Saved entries
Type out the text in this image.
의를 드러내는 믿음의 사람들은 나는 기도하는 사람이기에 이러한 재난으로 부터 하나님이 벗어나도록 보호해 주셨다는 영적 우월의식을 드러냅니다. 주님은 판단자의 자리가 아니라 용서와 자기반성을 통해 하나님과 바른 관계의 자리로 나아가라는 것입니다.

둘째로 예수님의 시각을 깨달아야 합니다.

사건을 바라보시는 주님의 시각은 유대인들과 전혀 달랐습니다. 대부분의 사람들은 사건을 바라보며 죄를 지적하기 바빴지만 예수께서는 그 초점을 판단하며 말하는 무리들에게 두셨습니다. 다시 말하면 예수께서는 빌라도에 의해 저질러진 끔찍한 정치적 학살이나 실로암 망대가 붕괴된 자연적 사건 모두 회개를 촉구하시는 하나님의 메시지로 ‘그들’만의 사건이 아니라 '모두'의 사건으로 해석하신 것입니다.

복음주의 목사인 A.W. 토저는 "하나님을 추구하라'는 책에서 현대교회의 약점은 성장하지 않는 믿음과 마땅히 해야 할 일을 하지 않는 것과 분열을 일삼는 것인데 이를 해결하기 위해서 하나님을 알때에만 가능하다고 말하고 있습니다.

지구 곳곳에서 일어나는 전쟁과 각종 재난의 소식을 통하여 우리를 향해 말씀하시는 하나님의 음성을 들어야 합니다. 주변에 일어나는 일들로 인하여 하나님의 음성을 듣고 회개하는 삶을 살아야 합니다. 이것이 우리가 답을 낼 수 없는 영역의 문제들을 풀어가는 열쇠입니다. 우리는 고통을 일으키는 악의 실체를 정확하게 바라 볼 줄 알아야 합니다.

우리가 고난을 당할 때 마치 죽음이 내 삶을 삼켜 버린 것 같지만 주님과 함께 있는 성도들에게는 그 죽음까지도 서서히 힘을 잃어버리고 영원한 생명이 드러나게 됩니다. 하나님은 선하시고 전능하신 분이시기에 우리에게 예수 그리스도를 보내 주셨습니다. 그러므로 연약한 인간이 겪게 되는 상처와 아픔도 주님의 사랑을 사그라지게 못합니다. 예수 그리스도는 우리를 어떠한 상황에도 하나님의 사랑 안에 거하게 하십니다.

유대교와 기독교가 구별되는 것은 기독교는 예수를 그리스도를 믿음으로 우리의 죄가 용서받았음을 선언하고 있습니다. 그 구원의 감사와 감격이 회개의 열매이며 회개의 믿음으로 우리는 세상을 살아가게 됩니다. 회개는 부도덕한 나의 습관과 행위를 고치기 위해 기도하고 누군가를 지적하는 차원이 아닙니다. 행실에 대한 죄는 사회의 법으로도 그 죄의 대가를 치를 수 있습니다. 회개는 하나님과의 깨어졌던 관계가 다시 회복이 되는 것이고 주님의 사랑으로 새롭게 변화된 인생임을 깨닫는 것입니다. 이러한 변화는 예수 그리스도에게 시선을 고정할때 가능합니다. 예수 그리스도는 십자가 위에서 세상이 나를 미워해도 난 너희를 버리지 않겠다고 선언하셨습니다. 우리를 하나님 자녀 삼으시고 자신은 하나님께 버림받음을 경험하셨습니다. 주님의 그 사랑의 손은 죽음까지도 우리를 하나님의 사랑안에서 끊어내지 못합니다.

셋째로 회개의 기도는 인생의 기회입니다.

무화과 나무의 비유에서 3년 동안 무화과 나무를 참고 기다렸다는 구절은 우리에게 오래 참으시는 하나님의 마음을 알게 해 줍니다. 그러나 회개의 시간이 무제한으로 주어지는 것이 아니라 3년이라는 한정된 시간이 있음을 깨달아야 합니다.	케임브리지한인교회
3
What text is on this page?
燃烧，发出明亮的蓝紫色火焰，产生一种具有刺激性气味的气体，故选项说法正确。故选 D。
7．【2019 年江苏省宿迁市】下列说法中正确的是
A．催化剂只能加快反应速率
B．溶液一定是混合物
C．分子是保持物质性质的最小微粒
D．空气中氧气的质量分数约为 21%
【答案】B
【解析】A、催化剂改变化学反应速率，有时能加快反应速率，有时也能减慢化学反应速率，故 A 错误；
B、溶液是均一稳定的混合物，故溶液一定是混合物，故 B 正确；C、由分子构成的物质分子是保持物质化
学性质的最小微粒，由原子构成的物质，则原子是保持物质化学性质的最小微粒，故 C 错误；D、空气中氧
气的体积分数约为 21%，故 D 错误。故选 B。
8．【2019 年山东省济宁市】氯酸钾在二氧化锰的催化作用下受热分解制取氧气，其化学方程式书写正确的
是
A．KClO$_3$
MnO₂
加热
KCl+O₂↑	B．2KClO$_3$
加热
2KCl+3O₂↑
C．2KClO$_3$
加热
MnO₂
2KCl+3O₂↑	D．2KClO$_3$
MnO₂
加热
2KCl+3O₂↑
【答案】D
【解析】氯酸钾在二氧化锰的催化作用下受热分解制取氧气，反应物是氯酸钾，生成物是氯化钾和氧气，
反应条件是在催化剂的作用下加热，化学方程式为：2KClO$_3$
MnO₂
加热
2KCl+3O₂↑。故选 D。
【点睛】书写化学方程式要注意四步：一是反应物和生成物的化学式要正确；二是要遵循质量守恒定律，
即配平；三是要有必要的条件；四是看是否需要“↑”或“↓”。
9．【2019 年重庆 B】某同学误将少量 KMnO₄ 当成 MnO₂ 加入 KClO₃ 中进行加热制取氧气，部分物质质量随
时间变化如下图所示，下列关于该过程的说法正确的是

▸ AIM OF THE EXERCISE:
In the records above, find each line holding "깨달아야" and copy it.

▸ ANSWER TO THE EXERCISE:
둘째로 예수님의 시각을 깨달아야 합니다.
무화과 나무의 비유에서 3년 동안 무화과 나무를 참고 기다렸다는 구절은 우리에게 오래 참으시는 하나님의 마음을 알게 해 줍니다. 그러나 회개의 시간이 무제한으로 주어지는 것이 아니라 3년이라는 한정된 시간이 있음을 깨달아야 합니다.	케임브리지한인교회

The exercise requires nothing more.